◆ WORK TO COMPLETE: The entries below should be output exactly as written.

··· DATA FOR PROCESSING

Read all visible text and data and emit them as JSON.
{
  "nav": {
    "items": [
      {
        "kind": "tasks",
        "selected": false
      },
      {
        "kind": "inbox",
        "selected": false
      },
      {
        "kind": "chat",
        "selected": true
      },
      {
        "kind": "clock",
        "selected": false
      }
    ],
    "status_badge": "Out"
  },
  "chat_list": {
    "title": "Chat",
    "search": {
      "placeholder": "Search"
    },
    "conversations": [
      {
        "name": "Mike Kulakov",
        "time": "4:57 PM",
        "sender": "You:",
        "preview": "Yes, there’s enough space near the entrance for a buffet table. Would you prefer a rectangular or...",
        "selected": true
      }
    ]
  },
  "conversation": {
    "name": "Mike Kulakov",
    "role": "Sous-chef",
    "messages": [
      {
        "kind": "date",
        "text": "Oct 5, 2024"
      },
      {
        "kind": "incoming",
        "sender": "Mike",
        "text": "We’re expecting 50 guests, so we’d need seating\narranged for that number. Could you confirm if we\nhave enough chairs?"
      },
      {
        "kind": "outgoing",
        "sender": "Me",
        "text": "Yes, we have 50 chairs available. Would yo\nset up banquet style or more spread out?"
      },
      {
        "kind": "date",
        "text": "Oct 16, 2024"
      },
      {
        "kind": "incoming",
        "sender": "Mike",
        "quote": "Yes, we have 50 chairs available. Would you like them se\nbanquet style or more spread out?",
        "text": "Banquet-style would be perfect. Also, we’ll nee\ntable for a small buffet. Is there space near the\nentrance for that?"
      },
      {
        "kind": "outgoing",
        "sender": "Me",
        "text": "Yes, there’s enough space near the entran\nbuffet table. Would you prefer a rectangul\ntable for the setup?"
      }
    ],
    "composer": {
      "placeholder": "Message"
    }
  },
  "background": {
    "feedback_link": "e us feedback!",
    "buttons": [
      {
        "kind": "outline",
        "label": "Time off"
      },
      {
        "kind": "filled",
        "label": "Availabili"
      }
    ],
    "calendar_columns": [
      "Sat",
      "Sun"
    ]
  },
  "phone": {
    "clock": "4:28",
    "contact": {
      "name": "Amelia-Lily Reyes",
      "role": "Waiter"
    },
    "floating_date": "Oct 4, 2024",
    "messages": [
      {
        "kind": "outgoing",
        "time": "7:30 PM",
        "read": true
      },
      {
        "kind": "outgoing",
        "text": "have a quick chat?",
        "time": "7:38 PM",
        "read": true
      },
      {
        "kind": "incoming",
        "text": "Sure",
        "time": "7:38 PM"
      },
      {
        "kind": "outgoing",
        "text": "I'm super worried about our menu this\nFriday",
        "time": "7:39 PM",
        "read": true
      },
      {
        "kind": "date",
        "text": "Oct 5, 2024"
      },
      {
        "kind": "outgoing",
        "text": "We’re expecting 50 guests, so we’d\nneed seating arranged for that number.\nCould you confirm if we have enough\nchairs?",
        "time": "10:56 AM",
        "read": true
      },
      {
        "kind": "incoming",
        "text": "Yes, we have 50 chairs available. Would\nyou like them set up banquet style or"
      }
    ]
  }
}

······

◆ REPLY:
Read all visible text and data and emit them as JSON.
{
  "nav": {
    "items": [
      {
        "kind": "tasks",
        "selected": false
      },
      {
        "kind": "inbox",
        "selected": false
      },
      {
        "kind": "chat",
        "selected": true
      },
      {
        "kind": "clock",
        "selected": false
      }
    ],
    "status_badge": "Out"
  },
  "chat_list": {
    "title": "Chat",
    "search": {
      "placeholder": "Search"
    },
    "conversations": [
      {
        "name": "Mike Kulakov",
        "time": "4:57 PM",
        "sender": "You:",
        "preview": "Yes, there’s enough space near the entrance for a buffet table. Would you prefer a rectangular or...",
        "selected": true
      }
    ]
  },
  "conversation": {
    "name": "Mike Kulakov",
    "role": "Sous-chef",
    "messages": [
      {
        "kind": "date",
        "text": "Oct 5, 2024"
      },
      {
        "kind": "incoming",
        "sender": "Mike",
        "text": "We’re expecting 50 guests, so we’d need seating\narranged for that number. Could you confirm if we\nhave enough chairs?"
      },
      {
        "kind": "outgoing",
        "sender": "Me",
        "text": "Yes, we have 50 chairs available. Would yo\nset up banquet style or more spread out?"
      },
      {
        "kind": "date",
        "text": "Oct 16, 2024"
      },
      {
        "kind": "incoming",
        "sender": "Mike",
        "quote": "Yes, we have 50 chairs available. Would you like them se\nbanquet style or more spread out?",
        "text": "Banquet-style would be perfect. Also, we’ll nee\ntable for a small buffet. Is there space near the\nentrance for that?"
      },
      {
        "kind": "outgoing",
        "sender": "Me",
        "text": "Yes, there’s enough space near the entran\nbuffet table. Would you prefer a rectangul\ntable for the setup?"
      }
    ],
    "composer": {
      "placeholder": "Message"
    }
  },
  "background": {
    "feedback_link": "e us feedback!",
    "buttons": [
      {
        "kind": "outline",
        "label": "Time off"
      },
      {
        "kind": "filled",
        "label": "Availabili"
      }
    ],
    "calendar_columns": [
      "Sat",
      "Sun"
    ]
  },
  "phone": {
    "clock": "4:28",
    "contact": {
      "name": "Amelia-Lily Reyes",
      "role": "Waiter"
    },
    "floating_date": "Oct 4, 2024",
    "messages": [
      {
        "kind": "outgoing",
        "time": "7:30 PM",
        "read": true
      },
      {
        "kind": "outgoing",
        "text": "have a quick chat?",
        "time": "7:38 PM",
        "read": true
      },
      {
        "kind": "incoming",
        "text": "Sure",
        "time": "7:38 PM"
      },
      {
        "kind": "outgoing",
        "text": "I'm super worried about our menu this\nFriday",
        "time": "7:39 PM",
        "read": true
      },
      {
        "kind": "date",
        "text": "Oct 5, 2024"
      },
      {
        "kind": "outgoing",
        "text": "We’re expecting 50 guests, so we’d\nneed seating arranged for that number.\nCould you confirm if we have enough\nchairs?",
        "time": "10:56 AM",
        "read": true
      },
      {
        "kind": "incoming",
        "text": "Yes, we have 50 chairs available. Would\nyou like them set up banquet style or"
      }
    ]
  }
}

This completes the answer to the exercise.